## TASK TO CARRY OUT
Gather all lines in the records below that include the word "title".

## THE DATA

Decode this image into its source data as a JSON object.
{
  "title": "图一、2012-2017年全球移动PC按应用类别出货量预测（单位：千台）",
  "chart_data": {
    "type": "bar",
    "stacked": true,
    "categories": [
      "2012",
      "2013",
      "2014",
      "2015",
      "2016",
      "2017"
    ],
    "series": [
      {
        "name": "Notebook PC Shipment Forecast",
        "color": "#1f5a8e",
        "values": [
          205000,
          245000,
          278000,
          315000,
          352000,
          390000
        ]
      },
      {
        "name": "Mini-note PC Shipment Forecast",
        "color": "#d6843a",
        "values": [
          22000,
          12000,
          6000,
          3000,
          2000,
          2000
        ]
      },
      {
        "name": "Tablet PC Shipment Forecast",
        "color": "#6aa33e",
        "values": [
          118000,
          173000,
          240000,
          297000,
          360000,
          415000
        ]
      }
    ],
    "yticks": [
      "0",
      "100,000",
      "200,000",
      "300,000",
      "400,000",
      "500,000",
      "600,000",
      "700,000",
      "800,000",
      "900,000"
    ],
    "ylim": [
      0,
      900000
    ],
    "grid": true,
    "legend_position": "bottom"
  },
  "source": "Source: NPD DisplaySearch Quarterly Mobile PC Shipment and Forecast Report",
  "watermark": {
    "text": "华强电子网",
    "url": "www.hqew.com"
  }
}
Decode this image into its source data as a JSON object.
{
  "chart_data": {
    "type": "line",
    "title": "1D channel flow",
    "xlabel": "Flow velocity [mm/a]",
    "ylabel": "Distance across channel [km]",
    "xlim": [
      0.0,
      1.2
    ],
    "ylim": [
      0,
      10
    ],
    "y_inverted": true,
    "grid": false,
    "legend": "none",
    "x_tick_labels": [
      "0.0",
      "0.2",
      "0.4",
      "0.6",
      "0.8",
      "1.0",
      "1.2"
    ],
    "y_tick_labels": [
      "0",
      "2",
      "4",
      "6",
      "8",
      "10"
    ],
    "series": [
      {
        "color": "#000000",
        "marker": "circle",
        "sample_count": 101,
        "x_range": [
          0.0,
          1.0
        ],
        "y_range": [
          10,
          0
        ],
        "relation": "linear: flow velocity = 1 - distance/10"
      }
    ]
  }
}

## SOLUTION BELOW
  "title": "图一、2012-2017年全球移动PC按应用类别出货量预测（单位：千台）",
    "title": "1D channel flow",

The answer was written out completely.